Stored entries
■ ■ ■ ■ ■ ■ ■

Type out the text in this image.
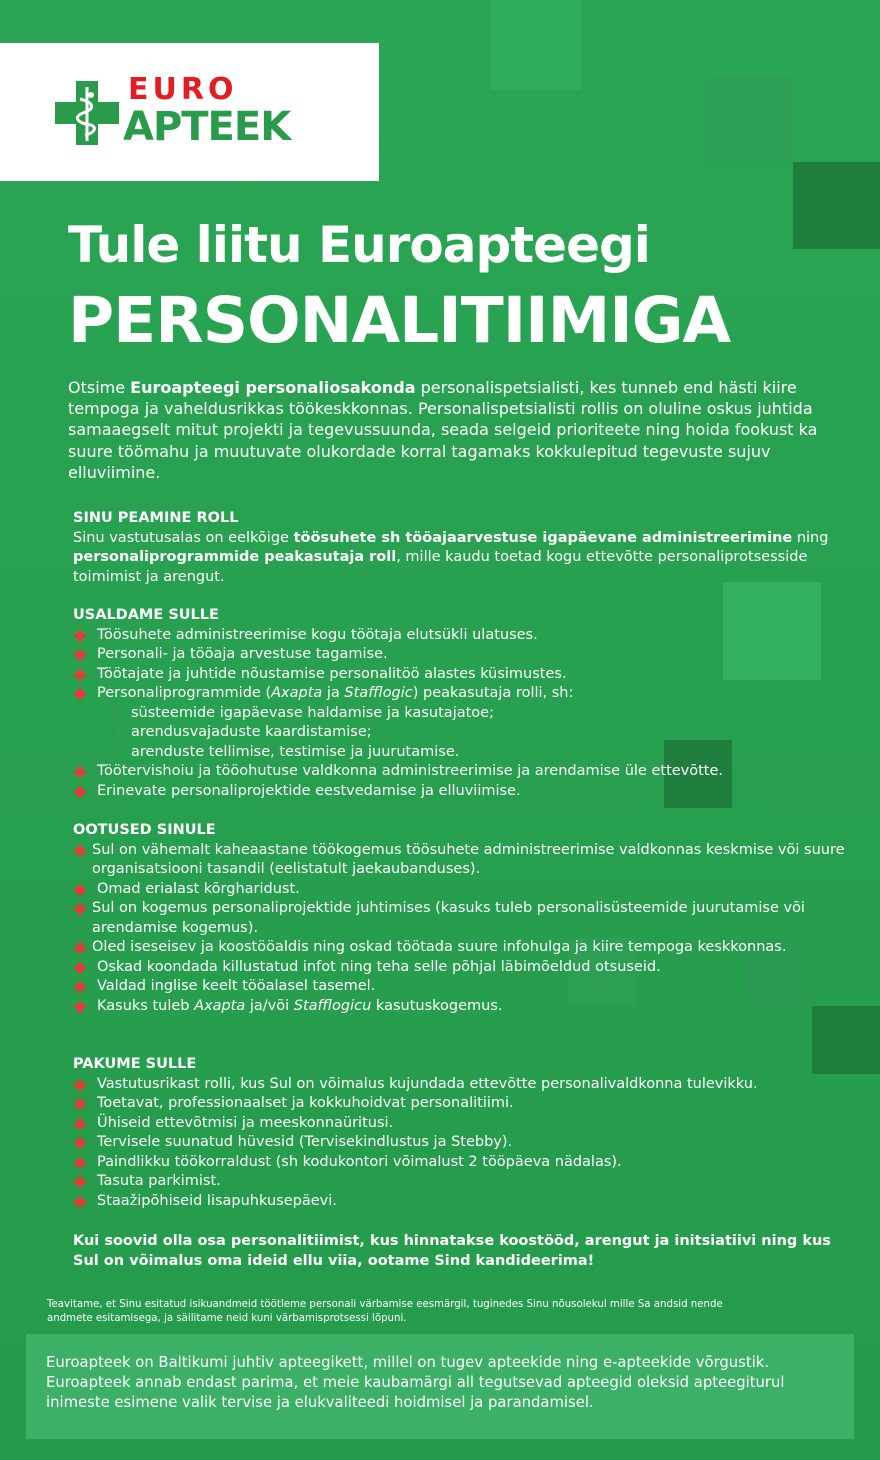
EURO
APTEEK
Tule liitu Euroapteegi
PERSONALITIIMIGA
Otsime Euroapteegi personaliosakonda personalispetsialisti, kes tunneb end hästi kiire tempoga ja vaheldusrikkas töökeskkonnas. Personalispetsialisti rollis on oluline oskus juhtida samaaegselt mitut projekti ja tegevussuunda, seada selgeid prioriteete ning hoida fookust ka suure töömahu ja muutuvate olukordade korral tagamaks kokkulepitud tegevuste sujuv elluviimine.
SINU PEAMINE ROLL
Sinu vastutusalas on eelkõige töösuhete sh tööajaarvestuse igapäevane administreerimine ning personaliprogrammide peakasutaja roll, mille kaudu toetad kogu ettevõtte personaliprotsesside toimimist ja arengut.
USALDAME SULLE
Töösuhete administreerimise kogu töötaja elutsükli ulatuses.
Personali- ja tööaja arvestuse tagamise.
Töötajate ja juhtide nõustamise personalitöö alastes küsimustes.
Personaliprogrammide (Axapta ja Stafflogic) peakasutaja rolli, sh:
süsteemide igapäevase haldamise ja kasutajatoe;
arendusvajaduste kaardistamise;
arenduste tellimise, testimise ja juurutamise.
Töötervishoiu ja tööohutuse valdkonna administreerimise ja arendamise üle ettevõtte.
Erinevate personaliprojektide eestvedamise ja elluviimise.
OOTUSED SINULE
Sul on vähemalt kaheaastane töökogemus töösuhete administreerimise valdkonnas keskmise või suure organisatsiooni tasandil (eelistatult jaekaubanduses).
Omad erialast kõrgharidust.
Sul on kogemus personaliprojektide juhtimises (kasuks tuleb personalisüsteemide juurutamise või arendamise kogemus).
Oled iseseisev ja koostööaldis ning oskad töötada suure infohulga ja kiire tempoga keskkonnas.
Oskad koondada killustatud infot ning teha selle põhjal läbimõeldud otsuseid.
Valdad inglise keelt tööalasel tasemel.
Kasuks tuleb Axapta ja/või Stafflogicu kasutuskogemus.
PAKUME SULLE
Vastutusrikast rolli, kus Sul on võimalus kujundada ettevõtte personalivaldkonna tulevikku.
Toetavat, professionaalset ja kokkuhoidvat personalitiimi.
Ühiseid ettevõtmisi ja meeskonnaüritusi.
Tervisele suunatud hüvesid (Tervisekindlustus ja Stebby).
Paindlikku töökorraldust (sh kodukontori võimalust 2 tööpäeva nädalas).
Tasuta parkimist.
Staažipõhiseid lisapuhkusepäevi.
Kui soovid olla osa personalitiimist, kus hinnatakse koostööd, arengut ja initsiatiivi ning kus Sul on võimalus oma ideid ellu viia, ootame Sind kandideerima!
Teavitame, et Sinu esitatud isikuandmeid töötleme personali värbamise eesmärgil, tuginedes Sinu nõusolekul mille Sa andsid nende andmete esitamisega, ja säilitame neid kuni värbamisprotsessi lõpuni.
Euroapteek on Baltikumi juhtiv apteegikett, millel on tugev apteekide ning e-apteekide võrgustik. Euroapteek annab endast parima, et meie kaubamärgi all tegutsevad apteegid oleksid apteegiturul inimeste esimene valik tervise ja elukvaliteedi hoidmisel ja parandamisel.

■ ■ ■ ■ ■ ■ ■

**Task goal**
For the entries shown above, give the number of lines that include the word "arengut", without any other text.

**Final result**
2